Go through the listing and return every line with "تميز" in it.

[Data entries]
● ● ● ● ● ● ●

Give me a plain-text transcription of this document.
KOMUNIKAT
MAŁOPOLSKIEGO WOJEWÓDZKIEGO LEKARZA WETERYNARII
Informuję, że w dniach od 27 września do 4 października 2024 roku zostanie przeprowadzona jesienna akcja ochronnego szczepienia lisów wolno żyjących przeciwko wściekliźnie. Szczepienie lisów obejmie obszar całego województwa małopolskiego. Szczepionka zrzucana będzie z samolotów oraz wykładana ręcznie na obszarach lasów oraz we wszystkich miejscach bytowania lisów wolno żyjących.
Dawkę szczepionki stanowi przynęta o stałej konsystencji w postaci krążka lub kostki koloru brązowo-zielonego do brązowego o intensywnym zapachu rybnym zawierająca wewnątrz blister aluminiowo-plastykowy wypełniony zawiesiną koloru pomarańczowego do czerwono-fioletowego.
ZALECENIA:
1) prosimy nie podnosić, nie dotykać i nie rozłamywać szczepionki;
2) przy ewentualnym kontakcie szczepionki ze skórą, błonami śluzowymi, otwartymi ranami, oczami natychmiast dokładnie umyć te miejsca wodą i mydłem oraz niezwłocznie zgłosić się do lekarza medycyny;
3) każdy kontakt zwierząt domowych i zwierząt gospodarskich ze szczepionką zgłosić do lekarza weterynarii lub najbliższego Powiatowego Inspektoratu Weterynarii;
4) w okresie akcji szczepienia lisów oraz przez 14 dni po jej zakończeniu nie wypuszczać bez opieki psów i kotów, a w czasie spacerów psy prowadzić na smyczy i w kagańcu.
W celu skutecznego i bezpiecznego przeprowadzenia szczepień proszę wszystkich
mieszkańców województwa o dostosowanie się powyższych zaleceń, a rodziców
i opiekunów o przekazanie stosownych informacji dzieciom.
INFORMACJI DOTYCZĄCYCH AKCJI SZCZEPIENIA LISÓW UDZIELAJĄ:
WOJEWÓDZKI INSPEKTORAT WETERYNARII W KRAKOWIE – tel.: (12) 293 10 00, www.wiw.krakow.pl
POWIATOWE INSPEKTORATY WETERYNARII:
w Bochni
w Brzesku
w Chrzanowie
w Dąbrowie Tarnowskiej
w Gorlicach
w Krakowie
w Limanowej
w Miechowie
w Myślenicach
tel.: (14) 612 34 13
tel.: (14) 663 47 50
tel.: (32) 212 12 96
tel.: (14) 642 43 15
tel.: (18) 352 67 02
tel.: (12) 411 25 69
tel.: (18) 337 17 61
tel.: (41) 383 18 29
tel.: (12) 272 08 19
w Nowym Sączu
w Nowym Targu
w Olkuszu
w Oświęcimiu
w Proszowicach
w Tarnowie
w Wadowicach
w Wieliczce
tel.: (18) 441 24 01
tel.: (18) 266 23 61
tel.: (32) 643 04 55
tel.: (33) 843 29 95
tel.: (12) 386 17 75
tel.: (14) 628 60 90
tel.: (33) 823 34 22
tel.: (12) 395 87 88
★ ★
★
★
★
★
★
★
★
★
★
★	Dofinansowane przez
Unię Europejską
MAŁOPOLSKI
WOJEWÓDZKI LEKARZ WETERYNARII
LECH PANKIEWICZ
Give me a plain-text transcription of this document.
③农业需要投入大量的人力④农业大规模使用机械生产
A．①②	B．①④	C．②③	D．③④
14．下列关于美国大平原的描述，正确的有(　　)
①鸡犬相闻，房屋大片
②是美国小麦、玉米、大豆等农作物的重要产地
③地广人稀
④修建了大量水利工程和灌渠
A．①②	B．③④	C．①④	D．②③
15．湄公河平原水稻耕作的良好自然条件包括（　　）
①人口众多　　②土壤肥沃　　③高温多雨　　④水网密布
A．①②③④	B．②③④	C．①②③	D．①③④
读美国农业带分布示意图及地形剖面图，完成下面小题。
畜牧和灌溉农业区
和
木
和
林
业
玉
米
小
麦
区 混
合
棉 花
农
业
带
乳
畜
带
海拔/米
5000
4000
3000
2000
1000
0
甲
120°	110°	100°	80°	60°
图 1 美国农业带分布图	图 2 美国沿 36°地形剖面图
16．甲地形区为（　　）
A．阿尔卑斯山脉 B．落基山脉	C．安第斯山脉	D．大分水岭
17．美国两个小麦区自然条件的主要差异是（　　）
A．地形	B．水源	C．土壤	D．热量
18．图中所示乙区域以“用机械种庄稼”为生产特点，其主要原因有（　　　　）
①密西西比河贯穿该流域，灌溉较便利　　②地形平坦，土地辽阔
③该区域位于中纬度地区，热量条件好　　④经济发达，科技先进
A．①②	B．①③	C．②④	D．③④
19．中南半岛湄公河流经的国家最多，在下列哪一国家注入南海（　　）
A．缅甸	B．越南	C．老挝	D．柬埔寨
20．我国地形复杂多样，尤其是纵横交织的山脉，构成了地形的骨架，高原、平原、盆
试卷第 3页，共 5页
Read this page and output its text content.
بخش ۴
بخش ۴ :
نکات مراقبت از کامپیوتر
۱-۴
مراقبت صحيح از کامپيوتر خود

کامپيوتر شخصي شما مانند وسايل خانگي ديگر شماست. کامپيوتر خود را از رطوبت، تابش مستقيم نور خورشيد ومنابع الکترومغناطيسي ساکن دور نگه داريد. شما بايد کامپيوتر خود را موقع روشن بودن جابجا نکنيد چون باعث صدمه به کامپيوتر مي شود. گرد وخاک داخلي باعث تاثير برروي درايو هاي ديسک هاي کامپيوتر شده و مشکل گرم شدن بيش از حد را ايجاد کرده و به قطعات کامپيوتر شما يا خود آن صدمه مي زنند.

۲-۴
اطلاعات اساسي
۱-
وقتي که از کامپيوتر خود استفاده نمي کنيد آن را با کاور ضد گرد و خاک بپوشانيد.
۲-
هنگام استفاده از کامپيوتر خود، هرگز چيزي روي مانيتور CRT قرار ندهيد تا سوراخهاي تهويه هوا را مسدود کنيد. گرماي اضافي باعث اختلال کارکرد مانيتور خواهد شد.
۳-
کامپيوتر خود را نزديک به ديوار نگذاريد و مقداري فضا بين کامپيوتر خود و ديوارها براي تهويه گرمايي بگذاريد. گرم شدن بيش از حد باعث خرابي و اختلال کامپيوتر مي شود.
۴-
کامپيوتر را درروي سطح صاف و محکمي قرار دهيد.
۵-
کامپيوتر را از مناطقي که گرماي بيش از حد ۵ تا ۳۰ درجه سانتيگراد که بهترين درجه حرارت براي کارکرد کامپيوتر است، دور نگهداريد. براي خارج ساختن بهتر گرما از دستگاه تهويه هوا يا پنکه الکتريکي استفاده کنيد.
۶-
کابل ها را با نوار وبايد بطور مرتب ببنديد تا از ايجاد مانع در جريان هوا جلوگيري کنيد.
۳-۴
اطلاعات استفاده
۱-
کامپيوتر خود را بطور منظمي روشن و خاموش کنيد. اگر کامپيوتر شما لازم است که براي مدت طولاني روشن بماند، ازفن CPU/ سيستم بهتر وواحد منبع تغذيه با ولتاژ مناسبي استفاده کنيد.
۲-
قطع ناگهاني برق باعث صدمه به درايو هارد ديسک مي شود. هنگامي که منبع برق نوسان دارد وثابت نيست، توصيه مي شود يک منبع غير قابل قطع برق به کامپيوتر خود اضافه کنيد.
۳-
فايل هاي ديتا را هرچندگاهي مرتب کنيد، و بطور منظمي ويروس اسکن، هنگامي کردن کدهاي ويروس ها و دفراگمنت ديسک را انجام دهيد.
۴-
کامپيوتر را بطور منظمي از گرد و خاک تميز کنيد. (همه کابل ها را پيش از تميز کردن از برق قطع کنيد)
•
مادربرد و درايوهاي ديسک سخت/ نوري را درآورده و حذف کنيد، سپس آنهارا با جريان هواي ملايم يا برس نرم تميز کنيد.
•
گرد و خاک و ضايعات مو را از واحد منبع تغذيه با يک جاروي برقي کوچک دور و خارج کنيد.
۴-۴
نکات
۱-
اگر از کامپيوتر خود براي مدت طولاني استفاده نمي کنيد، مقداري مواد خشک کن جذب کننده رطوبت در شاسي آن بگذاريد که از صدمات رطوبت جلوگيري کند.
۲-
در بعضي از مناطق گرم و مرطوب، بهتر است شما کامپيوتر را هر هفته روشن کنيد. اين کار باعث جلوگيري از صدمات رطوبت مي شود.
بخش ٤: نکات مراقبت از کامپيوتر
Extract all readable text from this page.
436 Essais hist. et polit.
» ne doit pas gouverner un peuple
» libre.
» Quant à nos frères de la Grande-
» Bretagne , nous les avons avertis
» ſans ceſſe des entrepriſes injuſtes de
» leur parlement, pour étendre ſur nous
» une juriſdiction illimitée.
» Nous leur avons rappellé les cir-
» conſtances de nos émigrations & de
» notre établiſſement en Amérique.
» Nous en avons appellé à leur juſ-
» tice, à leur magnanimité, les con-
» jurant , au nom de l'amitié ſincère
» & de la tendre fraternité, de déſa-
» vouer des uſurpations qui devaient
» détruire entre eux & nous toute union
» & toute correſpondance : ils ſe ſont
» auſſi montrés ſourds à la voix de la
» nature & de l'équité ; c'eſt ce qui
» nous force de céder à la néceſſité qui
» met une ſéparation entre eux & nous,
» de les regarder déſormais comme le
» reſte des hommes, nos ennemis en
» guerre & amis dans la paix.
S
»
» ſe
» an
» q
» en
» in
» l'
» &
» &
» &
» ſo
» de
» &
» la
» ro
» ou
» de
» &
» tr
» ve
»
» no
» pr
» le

● ● ● ● ● ● ●

> [Complete answer]:
کامپيوتر را بطور منظمي از گرد و خاک تميز کنيد. (همه کابل ها را پيش از تميز کردن از برق قطع کنيد)
مادربرد و درايوهاي ديسک سخت/ نوري را درآورده و حذف کنيد، سپس آنهارا با جريان هواي ملايم يا برس نرم تميز کنيد.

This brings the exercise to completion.